• [Objective]: Filter the listing and keep only the lines with the word "caption".
-- Begin Provided records --
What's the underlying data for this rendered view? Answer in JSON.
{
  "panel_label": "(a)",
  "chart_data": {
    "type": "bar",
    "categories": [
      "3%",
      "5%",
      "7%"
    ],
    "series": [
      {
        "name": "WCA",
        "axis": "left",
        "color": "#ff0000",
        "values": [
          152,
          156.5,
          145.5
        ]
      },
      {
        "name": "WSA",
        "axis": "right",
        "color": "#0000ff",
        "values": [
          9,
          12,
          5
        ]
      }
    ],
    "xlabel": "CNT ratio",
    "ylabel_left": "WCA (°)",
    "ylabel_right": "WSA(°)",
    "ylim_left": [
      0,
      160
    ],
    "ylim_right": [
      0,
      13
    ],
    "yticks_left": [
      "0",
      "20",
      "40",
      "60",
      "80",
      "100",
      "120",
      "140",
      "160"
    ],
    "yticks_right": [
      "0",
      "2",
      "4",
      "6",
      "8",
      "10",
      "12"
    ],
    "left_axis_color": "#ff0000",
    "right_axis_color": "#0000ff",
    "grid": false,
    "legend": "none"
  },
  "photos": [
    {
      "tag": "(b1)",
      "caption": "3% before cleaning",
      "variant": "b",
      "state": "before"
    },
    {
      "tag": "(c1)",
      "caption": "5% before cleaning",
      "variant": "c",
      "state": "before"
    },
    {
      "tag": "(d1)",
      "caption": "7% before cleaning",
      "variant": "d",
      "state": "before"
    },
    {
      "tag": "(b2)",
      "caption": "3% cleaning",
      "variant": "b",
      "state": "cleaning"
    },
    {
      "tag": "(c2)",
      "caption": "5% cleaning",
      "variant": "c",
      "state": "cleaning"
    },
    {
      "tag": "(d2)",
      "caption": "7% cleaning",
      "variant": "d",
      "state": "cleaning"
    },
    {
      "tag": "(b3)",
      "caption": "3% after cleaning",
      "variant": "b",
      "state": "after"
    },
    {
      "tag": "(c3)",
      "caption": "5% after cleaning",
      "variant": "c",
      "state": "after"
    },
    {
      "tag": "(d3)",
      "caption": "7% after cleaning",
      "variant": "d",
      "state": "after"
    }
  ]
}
-- End Provided records --
-- Begin Provided records --
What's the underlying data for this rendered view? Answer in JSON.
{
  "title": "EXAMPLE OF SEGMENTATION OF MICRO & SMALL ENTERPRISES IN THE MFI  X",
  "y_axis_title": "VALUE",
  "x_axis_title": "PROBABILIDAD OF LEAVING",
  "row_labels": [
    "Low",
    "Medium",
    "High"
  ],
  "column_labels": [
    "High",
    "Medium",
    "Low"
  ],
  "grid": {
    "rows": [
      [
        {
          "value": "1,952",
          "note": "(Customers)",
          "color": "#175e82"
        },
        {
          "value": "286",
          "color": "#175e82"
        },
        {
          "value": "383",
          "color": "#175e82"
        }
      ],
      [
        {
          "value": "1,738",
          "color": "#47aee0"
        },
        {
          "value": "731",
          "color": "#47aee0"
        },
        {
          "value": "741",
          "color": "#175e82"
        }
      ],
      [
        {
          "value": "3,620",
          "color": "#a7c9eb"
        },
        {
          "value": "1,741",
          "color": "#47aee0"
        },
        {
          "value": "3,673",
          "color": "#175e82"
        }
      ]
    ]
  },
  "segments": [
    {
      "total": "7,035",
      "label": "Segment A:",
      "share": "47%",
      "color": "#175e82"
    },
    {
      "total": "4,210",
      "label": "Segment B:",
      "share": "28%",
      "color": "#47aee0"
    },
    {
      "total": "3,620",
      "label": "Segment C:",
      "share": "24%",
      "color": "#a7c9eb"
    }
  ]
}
-- End Provided records --
-- Begin Provided records --
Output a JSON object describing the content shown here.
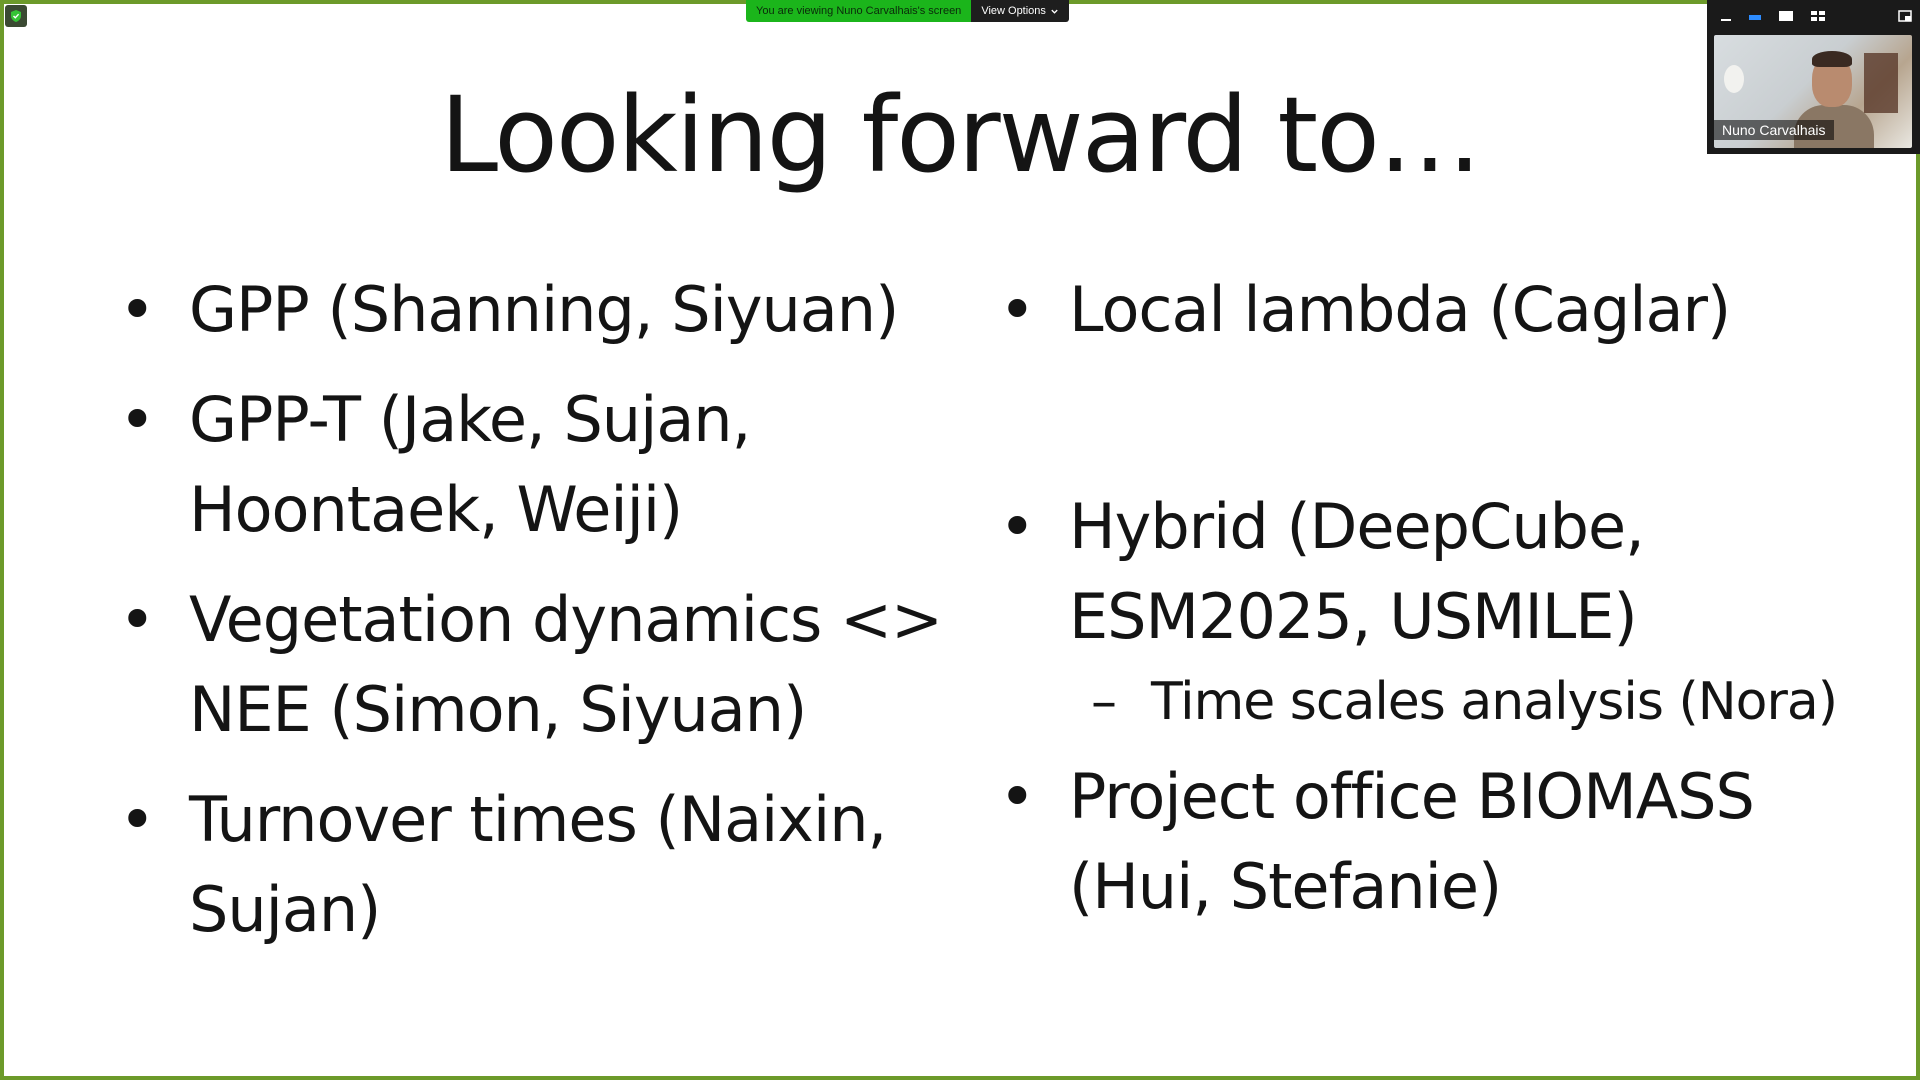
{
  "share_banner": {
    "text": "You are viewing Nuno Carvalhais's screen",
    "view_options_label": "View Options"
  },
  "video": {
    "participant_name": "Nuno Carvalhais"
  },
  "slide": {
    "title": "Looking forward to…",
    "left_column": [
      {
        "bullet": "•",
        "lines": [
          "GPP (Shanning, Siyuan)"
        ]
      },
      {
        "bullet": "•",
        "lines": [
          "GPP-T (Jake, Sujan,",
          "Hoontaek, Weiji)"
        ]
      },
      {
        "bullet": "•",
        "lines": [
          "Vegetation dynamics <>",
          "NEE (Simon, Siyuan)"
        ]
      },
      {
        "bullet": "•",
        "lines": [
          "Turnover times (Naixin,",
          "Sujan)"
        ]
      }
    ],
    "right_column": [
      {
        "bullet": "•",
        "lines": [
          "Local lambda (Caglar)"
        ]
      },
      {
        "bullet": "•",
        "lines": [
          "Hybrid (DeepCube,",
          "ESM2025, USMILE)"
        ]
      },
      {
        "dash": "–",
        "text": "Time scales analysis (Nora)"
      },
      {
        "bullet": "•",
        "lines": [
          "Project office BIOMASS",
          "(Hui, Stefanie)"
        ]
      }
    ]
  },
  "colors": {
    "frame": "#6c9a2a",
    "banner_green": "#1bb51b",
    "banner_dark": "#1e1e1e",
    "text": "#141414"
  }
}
-- End Provided records --
• [Solved exercise]:
      "caption": "3% before cleaning",
      "caption": "5% before cleaning",
      "caption": "7% before cleaning",
      "caption": "3% cleaning",
      "caption": "5% cleaning",
      "caption": "7% cleaning",
      "caption": "3% after cleaning",
      "caption": "5% after cleaning",
      "caption": "7% after cleaning",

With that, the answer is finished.